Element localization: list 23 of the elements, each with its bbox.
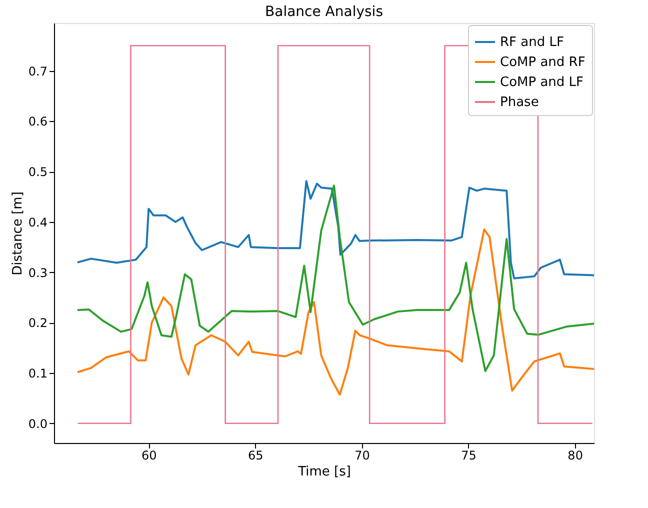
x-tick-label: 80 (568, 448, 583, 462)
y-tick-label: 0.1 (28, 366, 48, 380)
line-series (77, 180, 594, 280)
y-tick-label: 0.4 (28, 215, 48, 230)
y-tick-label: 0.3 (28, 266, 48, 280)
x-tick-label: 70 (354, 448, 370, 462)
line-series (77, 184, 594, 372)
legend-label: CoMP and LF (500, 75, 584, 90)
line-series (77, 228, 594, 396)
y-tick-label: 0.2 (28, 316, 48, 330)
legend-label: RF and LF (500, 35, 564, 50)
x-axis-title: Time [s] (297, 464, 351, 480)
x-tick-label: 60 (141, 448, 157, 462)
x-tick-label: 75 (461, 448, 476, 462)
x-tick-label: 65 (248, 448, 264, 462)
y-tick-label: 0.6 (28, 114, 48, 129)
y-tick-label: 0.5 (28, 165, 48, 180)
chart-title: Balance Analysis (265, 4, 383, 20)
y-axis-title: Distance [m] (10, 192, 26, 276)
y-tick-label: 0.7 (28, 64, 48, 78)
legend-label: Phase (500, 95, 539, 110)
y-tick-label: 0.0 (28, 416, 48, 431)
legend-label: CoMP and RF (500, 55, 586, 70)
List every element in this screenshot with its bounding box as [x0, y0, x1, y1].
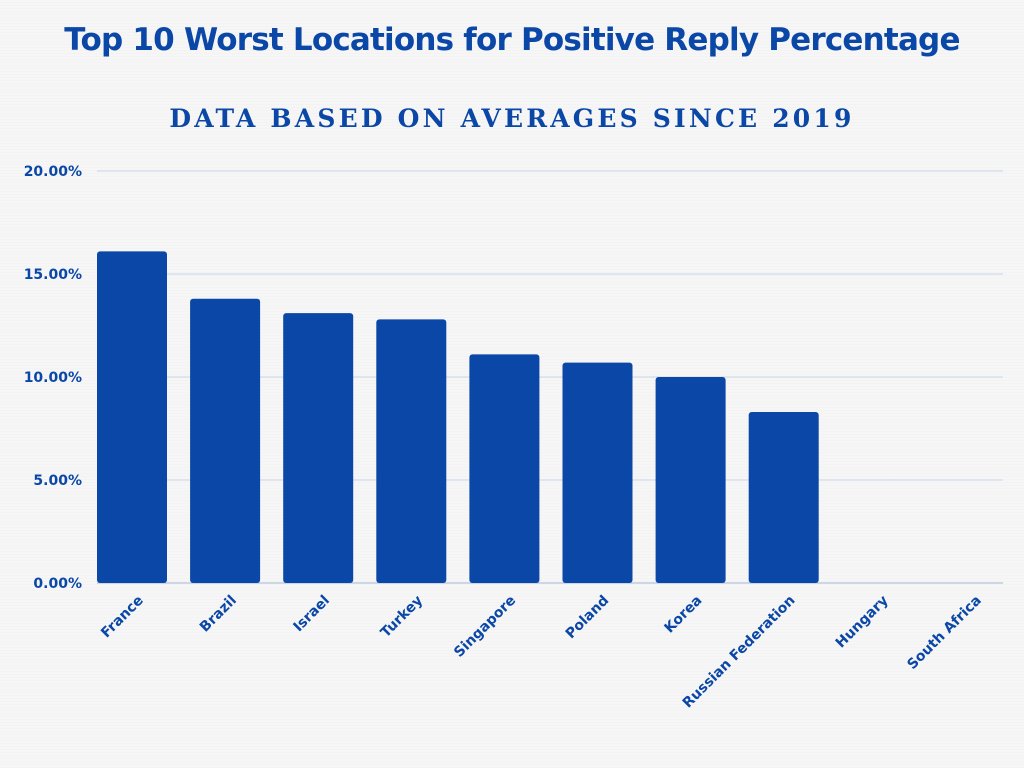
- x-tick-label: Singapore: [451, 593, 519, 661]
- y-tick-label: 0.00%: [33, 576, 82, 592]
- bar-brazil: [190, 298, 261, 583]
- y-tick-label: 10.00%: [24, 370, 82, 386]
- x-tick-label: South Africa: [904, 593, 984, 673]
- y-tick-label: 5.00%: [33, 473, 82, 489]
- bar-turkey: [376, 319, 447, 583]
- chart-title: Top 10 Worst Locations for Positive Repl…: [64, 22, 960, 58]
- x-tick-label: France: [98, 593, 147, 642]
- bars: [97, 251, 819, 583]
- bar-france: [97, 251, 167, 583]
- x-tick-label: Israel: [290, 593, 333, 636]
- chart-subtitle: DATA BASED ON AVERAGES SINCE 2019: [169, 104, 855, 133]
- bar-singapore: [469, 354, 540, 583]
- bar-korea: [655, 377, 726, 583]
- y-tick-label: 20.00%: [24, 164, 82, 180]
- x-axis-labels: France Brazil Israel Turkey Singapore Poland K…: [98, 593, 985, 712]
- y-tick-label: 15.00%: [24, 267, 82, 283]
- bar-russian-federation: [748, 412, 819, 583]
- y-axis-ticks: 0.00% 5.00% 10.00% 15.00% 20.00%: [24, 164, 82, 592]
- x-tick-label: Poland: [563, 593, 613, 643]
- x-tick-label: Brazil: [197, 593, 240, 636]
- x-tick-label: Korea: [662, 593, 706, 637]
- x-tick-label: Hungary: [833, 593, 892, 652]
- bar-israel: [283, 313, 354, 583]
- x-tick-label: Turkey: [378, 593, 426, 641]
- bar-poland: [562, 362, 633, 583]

§ **TASK**
Print the material above line for line, omitting the pictures.

§ **RESULT**
Element localization: list 23 of the elements, each with its bbox.
x-tick-label: 80 (568, 448, 583, 462)
y-tick-label: 0.1 (28, 366, 48, 380)
line-series (77, 180, 594, 280)
y-tick-label: 0.4 (28, 215, 48, 230)
y-tick-label: 0.3 (28, 266, 48, 280)
x-tick-label: 70 (354, 448, 370, 462)
line-series (77, 184, 594, 372)
legend-label: CoMP and LF (500, 75, 584, 90)
line-series (77, 228, 594, 396)
y-tick-label: 0.2 (28, 316, 48, 330)
legend-label: RF and LF (500, 35, 564, 50)
x-axis-title: Time [s] (297, 464, 351, 480)
x-tick-label: 60 (141, 448, 157, 462)
x-tick-label: 75 (461, 448, 476, 462)
x-tick-label: 65 (248, 448, 264, 462)
y-tick-label: 0.6 (28, 114, 48, 129)
y-tick-label: 0.5 (28, 165, 48, 180)
chart-title: Balance Analysis (265, 4, 383, 20)
y-axis-title: Distance [m] (10, 192, 26, 276)
y-tick-label: 0.7 (28, 64, 48, 78)
legend-label: Phase (500, 95, 539, 110)
y-tick-label: 0.0 (28, 416, 48, 431)
legend-label: CoMP and RF (500, 55, 586, 70)
List every element in this screenshot with its bounding box as [x0, y0, x1, y1].
- x-tick-label: Singapore: [451, 593, 519, 661]
- y-tick-label: 0.00%: [33, 576, 82, 592]
- bar-brazil: [190, 298, 261, 583]
- y-tick-label: 10.00%: [24, 370, 82, 386]
- x-tick-label: South Africa: [904, 593, 984, 673]
- y-tick-label: 5.00%: [33, 473, 82, 489]
- bar-turkey: [376, 319, 447, 583]
- chart-title: Top 10 Worst Locations for Positive Repl…: [64, 22, 960, 58]
- x-tick-label: France: [98, 593, 147, 642]
- bars: [97, 251, 819, 583]
- bar-france: [97, 251, 167, 583]
- x-tick-label: Israel: [290, 593, 333, 636]
- chart-subtitle: DATA BASED ON AVERAGES SINCE 2019: [169, 104, 855, 133]
- bar-singapore: [469, 354, 540, 583]
- bar-korea: [655, 377, 726, 583]
- y-tick-label: 20.00%: [24, 164, 82, 180]
- x-axis-labels: France Brazil Israel Turkey Singapore Poland K…: [98, 593, 985, 712]
- y-tick-label: 15.00%: [24, 267, 82, 283]
- bar-russian-federation: [748, 412, 819, 583]
- y-axis-ticks: 0.00% 5.00% 10.00% 15.00% 20.00%: [24, 164, 82, 592]
- x-tick-label: Poland: [563, 593, 613, 643]
- x-tick-label: Brazil: [197, 593, 240, 636]
- x-tick-label: Korea: [662, 593, 706, 637]
- x-tick-label: Hungary: [833, 593, 892, 652]
- bar-israel: [283, 313, 354, 583]
- x-tick-label: Turkey: [378, 593, 426, 641]
- bar-poland: [562, 362, 633, 583]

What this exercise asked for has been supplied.